> **TASK MATERIAL**:
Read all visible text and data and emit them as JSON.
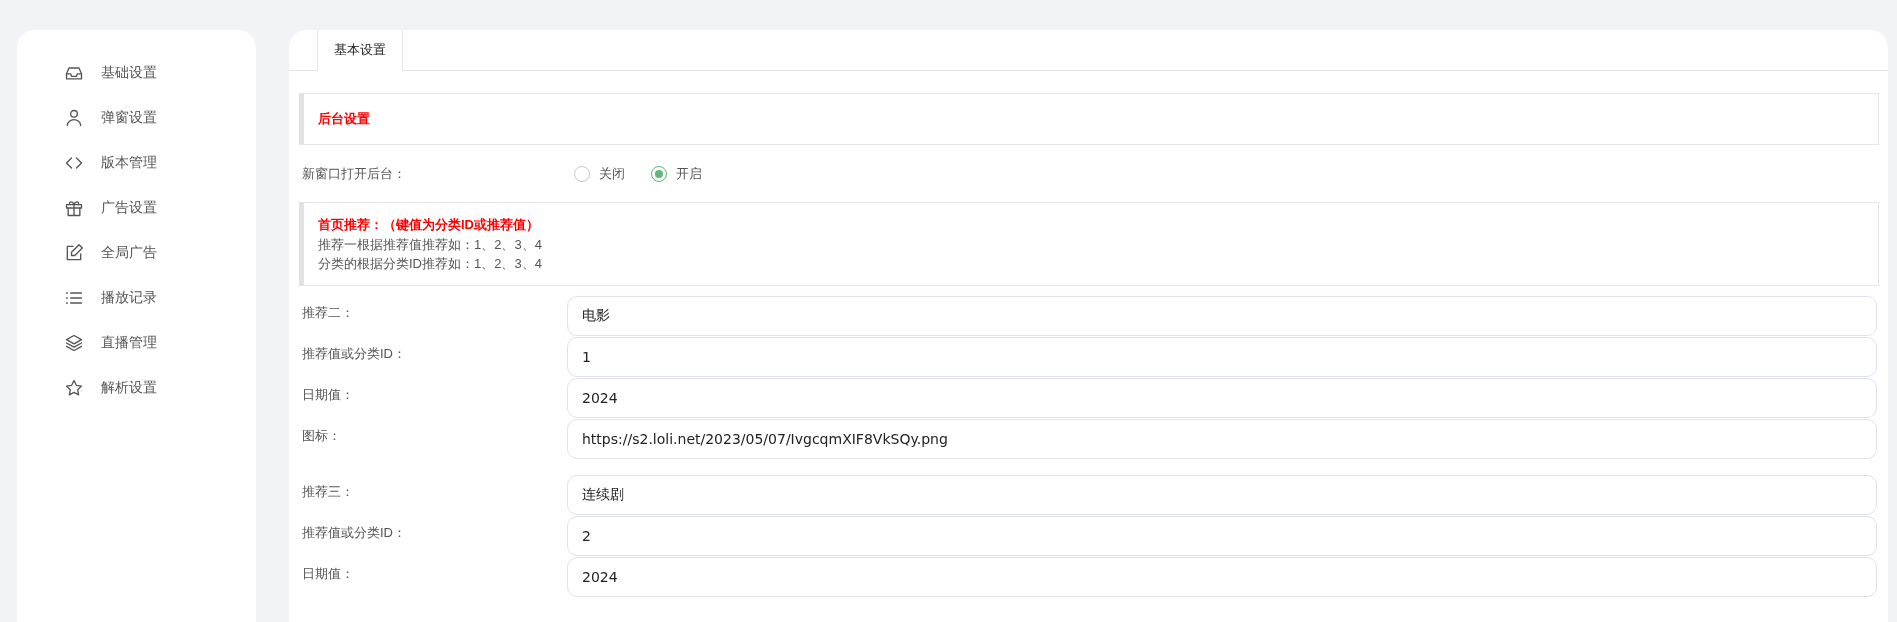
{
  "sidebar": {
    "items": [
      {
        "label": "基础设置",
        "selected": false
      },
      {
        "label": "弹窗设置",
        "selected": false
      },
      {
        "label": "版本管理",
        "selected": false
      },
      {
        "label": "广告设置",
        "selected": false
      },
      {
        "label": "全局广告",
        "selected": false
      },
      {
        "label": "播放记录",
        "selected": false
      },
      {
        "label": "直播管理",
        "selected": false
      },
      {
        "label": "解析设置",
        "selected": false
      }
    ]
  },
  "tabs": [
    {
      "label": "基本设置",
      "selected": true
    }
  ],
  "sections": [
    {
      "kind": "notice",
      "title": "后台设置"
    },
    {
      "kind": "radio",
      "label": "新窗口打开后台：",
      "options": [
        {
          "label": "关闭",
          "selected": false
        },
        {
          "label": "开启",
          "selected": true
        }
      ]
    },
    {
      "kind": "notice",
      "title": "首页推荐：（键值为分类ID或推荐值）",
      "lines": [
        "推荐一根据推荐值推荐如：1、2、3、4",
        "分类的根据分类ID推荐如：1、2、3、4"
      ]
    },
    {
      "kind": "fields",
      "fields": [
        {
          "label": "推荐二：",
          "value": "电影"
        },
        {
          "label": "推荐值或分类ID：",
          "value": "1"
        },
        {
          "label": "日期值：",
          "value": "2024"
        },
        {
          "label": "图标：",
          "value": "https://s2.loli.net/2023/05/07/IvgcqmXIF8VkSQy.png"
        }
      ]
    },
    {
      "kind": "fields",
      "fields": [
        {
          "label": "推荐三：",
          "value": "连续剧"
        },
        {
          "label": "推荐值或分类ID：",
          "value": "2"
        },
        {
          "label": "日期值：",
          "value": "2024"
        }
      ]
    }
  ]
}
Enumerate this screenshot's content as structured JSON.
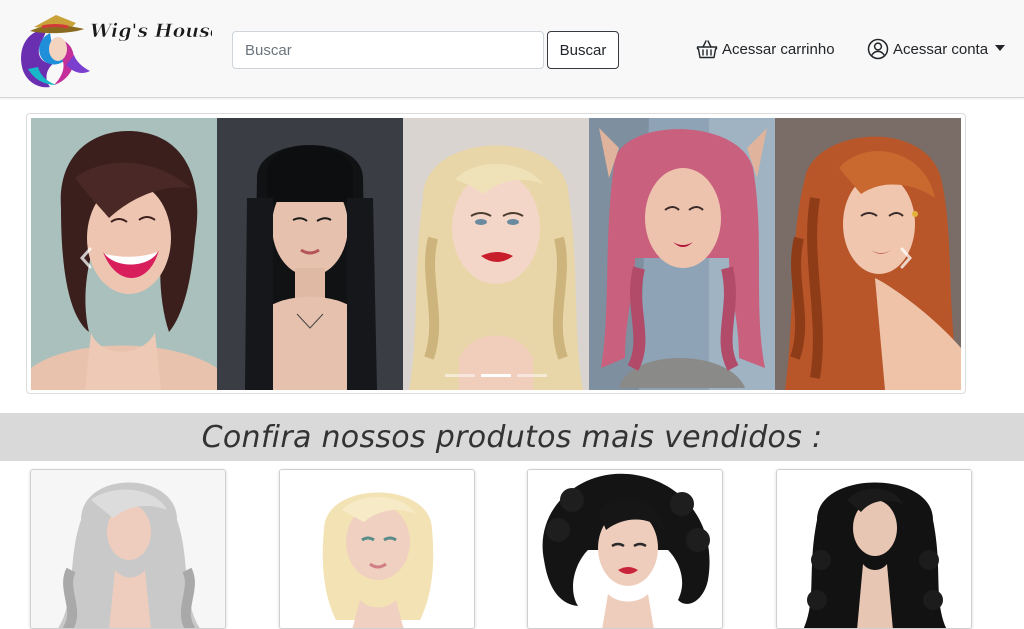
{
  "header": {
    "logo_text": "Wig's House",
    "search": {
      "placeholder": "Buscar",
      "value": ""
    },
    "search_button_label": "Buscar",
    "cart_label": "Acessar carrinho",
    "account_label": "Acessar conta"
  },
  "carousel": {
    "slides": [
      {
        "hair": "dark brown bob",
        "bg": "#a9c0bd"
      },
      {
        "hair": "black straight with bangs",
        "bg": "#3a3d44"
      },
      {
        "hair": "platinum blonde waves",
        "bg": "#d9d4cf"
      },
      {
        "hair": "pink waves",
        "bg": "#8ea3b5"
      },
      {
        "hair": "copper red waves",
        "bg": "#7a6c66"
      }
    ],
    "indicator_count": 3,
    "active_indicator": 1,
    "prev_icon": "chevron-left-icon",
    "next_icon": "chevron-right-icon"
  },
  "section": {
    "title": "Confira nossos produtos mais vendidos :"
  },
  "products": [
    {
      "hair": "silver long waves"
    },
    {
      "hair": "light blonde bob"
    },
    {
      "hair": "black curly short"
    },
    {
      "hair": "black long curly"
    }
  ],
  "colors": {
    "header_bg": "#f8f8f8",
    "section_band": "#d9d9d9",
    "button_border": "#343a40"
  }
}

> **JOB**: Look through the lines above and collect those with the word "chevron".

> **FINAL ANSWER**:
    "prev_icon": "chevron-left-icon",
    "next_icon": "chevron-right-icon"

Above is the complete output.